Figure record listings:
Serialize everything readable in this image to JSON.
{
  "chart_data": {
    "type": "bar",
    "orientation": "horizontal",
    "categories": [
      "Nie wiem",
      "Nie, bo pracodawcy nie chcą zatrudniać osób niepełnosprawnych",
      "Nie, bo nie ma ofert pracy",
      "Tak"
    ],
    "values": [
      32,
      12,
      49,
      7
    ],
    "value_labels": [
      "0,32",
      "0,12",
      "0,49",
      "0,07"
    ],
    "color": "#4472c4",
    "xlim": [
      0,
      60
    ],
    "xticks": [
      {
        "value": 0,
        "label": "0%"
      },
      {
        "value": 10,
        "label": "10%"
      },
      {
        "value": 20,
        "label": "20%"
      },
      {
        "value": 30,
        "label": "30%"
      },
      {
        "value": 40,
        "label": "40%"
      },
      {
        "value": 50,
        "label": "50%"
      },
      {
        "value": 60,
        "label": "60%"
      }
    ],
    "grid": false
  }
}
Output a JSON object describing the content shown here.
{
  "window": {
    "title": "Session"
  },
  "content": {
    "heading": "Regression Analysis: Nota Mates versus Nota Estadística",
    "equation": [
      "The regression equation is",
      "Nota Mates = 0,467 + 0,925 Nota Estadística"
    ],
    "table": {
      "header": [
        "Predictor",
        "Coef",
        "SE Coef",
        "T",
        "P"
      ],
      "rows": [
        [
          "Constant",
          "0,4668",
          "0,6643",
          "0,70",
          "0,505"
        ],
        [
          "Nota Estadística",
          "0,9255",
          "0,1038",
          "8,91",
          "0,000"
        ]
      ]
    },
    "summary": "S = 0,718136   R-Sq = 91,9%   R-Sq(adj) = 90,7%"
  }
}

Brief - Go through the listing and print each line exactly as it appears.

Output below -
Serialize everything readable in this image to JSON.
{
  "chart_data": {
    "type": "bar",
    "orientation": "horizontal",
    "categories": [
      "Nie wiem",
      "Nie, bo pracodawcy nie chcą zatrudniać osób niepełnosprawnych",
      "Nie, bo nie ma ofert pracy",
      "Tak"
    ],
    "values": [
      32,
      12,
      49,
      7
    ],
    "value_labels": [
      "0,32",
      "0,12",
      "0,49",
      "0,07"
    ],
    "color": "#4472c4",
    "xlim": [
      0,
      60
    ],
    "xticks": [
      {
        "value": 0,
        "label": "0%"
      },
      {
        "value": 10,
        "label": "10%"
      },
      {
        "value": 20,
        "label": "20%"
      },
      {
        "value": 30,
        "label": "30%"
      },
      {
        "value": 40,
        "label": "40%"
      },
      {
        "value": 50,
        "label": "50%"
      },
      {
        "value": 60,
        "label": "60%"
      }
    ],
    "grid": false
  }
}
Output a JSON object describing the content shown here.
{
  "window": {
    "title": "Session"
  },
  "content": {
    "heading": "Regression Analysis: Nota Mates versus Nota Estadística",
    "equation": [
      "The regression equation is",
      "Nota Mates = 0,467 + 0,925 Nota Estadística"
    ],
    "table": {
      "header": [
        "Predictor",
        "Coef",
        "SE Coef",
        "T",
        "P"
      ],
      "rows": [
        [
          "Constant",
          "0,4668",
          "0,6643",
          "0,70",
          "0,505"
        ],
        [
          "Nota Estadística",
          "0,9255",
          "0,1038",
          "8,91",
          "0,000"
        ]
      ]
    },
    "summary": "S = 0,718136   R-Sq = 91,9%   R-Sq(adj) = 90,7%"
  }
}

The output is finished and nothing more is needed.